Requirements. Please state how many lines in the records contain the string "life", with no words besides the number.

____

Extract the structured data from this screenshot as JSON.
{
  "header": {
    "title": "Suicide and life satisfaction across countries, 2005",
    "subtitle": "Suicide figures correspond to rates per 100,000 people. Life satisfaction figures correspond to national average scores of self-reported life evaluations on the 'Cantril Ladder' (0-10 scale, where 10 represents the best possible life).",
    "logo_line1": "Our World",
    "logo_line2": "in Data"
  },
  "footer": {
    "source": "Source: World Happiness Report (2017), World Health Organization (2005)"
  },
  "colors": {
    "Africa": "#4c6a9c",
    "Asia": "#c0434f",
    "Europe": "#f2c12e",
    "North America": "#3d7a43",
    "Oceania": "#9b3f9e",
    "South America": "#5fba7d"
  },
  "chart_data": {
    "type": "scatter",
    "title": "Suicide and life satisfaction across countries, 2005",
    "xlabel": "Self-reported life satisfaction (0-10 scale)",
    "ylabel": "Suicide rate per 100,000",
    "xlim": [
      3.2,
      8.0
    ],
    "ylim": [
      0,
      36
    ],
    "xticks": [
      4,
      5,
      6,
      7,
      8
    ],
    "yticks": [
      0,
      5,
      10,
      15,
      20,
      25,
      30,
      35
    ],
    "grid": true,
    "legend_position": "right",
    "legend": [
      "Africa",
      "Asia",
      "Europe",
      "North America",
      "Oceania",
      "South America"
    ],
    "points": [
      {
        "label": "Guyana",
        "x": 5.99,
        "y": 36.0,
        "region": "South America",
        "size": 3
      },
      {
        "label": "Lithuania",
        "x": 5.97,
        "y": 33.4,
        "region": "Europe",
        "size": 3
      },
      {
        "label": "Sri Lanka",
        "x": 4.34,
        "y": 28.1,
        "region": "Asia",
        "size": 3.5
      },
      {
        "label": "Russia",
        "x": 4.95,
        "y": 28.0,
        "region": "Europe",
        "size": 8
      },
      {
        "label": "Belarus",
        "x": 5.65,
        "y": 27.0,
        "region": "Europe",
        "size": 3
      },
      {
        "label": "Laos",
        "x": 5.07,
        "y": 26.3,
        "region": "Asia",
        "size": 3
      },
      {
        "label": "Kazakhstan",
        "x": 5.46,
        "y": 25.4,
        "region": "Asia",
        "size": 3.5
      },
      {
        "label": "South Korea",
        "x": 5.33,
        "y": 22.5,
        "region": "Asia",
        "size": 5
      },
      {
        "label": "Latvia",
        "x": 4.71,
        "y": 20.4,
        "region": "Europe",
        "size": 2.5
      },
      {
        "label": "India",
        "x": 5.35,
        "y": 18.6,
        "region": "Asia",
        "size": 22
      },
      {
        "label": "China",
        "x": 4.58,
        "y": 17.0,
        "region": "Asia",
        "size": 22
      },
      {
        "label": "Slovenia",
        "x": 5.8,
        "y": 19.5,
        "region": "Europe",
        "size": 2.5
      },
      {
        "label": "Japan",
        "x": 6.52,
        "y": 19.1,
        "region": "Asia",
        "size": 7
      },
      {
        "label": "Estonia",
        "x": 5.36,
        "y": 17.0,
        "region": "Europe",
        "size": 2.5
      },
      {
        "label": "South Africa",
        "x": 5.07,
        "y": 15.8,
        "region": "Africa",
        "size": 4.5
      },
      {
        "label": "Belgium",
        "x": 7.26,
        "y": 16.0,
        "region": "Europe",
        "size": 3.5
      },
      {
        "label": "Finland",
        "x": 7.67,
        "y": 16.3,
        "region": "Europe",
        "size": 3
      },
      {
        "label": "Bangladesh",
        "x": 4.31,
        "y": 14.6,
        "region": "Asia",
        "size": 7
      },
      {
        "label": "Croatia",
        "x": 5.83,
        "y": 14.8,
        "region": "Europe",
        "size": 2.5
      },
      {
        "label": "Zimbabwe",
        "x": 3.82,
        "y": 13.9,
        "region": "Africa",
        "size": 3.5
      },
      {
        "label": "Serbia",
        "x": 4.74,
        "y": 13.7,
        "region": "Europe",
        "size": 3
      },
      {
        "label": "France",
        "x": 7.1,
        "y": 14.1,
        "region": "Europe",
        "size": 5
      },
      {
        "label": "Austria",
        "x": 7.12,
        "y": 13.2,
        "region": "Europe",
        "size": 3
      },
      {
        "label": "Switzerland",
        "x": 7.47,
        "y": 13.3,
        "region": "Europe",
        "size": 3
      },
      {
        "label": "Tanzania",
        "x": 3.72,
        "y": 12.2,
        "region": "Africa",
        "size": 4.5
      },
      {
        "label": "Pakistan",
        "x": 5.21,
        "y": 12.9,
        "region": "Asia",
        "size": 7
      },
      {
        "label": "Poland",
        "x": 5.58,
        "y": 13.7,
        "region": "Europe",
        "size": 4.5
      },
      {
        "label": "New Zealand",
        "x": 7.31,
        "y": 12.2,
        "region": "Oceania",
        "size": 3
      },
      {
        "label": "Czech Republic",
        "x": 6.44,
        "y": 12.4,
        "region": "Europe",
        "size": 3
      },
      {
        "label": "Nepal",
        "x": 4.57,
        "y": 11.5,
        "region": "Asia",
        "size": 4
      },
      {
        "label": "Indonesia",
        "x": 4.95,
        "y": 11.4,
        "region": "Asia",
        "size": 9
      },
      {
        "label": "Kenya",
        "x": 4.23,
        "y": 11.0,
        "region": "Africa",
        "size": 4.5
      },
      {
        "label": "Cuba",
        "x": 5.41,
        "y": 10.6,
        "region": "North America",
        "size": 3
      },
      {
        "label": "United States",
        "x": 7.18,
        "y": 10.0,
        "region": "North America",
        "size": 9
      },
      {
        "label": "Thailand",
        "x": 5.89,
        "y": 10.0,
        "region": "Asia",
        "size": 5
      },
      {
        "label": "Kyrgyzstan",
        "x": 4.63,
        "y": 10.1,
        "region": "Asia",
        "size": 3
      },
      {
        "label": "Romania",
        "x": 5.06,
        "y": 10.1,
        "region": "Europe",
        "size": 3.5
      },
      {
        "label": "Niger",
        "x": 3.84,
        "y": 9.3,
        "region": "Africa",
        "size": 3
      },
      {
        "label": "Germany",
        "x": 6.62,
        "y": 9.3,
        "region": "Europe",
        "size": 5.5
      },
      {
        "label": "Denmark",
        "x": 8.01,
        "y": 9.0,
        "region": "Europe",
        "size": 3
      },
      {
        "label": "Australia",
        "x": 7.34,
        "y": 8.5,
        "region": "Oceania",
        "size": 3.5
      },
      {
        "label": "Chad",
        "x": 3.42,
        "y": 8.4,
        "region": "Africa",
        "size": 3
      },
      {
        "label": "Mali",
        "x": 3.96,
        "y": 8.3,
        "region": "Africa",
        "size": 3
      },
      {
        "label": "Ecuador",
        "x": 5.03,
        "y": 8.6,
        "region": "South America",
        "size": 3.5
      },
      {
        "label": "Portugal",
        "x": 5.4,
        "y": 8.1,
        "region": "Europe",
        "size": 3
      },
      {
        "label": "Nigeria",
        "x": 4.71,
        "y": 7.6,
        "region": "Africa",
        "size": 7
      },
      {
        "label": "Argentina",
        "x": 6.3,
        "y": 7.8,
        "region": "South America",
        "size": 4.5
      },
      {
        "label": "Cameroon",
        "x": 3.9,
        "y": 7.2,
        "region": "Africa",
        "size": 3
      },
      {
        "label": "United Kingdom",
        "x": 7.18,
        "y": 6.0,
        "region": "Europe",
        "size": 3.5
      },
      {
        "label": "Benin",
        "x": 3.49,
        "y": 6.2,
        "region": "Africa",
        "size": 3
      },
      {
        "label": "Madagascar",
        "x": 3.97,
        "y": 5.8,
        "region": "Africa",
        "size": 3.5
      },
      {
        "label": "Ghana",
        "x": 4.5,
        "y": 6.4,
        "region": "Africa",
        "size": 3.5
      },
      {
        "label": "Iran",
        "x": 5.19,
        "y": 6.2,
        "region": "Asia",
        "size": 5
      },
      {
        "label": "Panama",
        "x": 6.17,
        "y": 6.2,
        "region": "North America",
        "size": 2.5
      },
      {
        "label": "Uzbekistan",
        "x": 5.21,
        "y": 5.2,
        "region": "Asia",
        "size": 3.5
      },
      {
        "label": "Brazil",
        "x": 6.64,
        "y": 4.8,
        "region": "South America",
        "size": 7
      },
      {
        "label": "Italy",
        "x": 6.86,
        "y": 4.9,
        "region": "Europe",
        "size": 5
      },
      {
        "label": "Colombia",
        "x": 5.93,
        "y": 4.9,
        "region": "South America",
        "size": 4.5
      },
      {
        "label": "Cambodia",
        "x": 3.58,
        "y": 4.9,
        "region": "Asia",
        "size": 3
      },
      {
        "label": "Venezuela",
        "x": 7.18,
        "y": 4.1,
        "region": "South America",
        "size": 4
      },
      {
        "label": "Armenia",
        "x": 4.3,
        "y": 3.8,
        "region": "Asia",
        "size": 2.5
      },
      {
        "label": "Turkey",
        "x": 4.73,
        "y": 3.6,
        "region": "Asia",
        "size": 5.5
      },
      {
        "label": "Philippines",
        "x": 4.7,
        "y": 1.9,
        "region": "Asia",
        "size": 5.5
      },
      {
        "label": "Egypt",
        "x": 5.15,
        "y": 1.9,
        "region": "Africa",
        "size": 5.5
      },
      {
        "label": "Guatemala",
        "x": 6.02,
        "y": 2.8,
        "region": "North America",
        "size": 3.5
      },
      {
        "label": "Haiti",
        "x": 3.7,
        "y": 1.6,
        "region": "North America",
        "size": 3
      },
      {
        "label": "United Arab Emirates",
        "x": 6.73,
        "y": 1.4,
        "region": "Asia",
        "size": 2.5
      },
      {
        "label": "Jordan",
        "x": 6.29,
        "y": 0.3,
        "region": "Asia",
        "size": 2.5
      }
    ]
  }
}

____

Worked answer. 4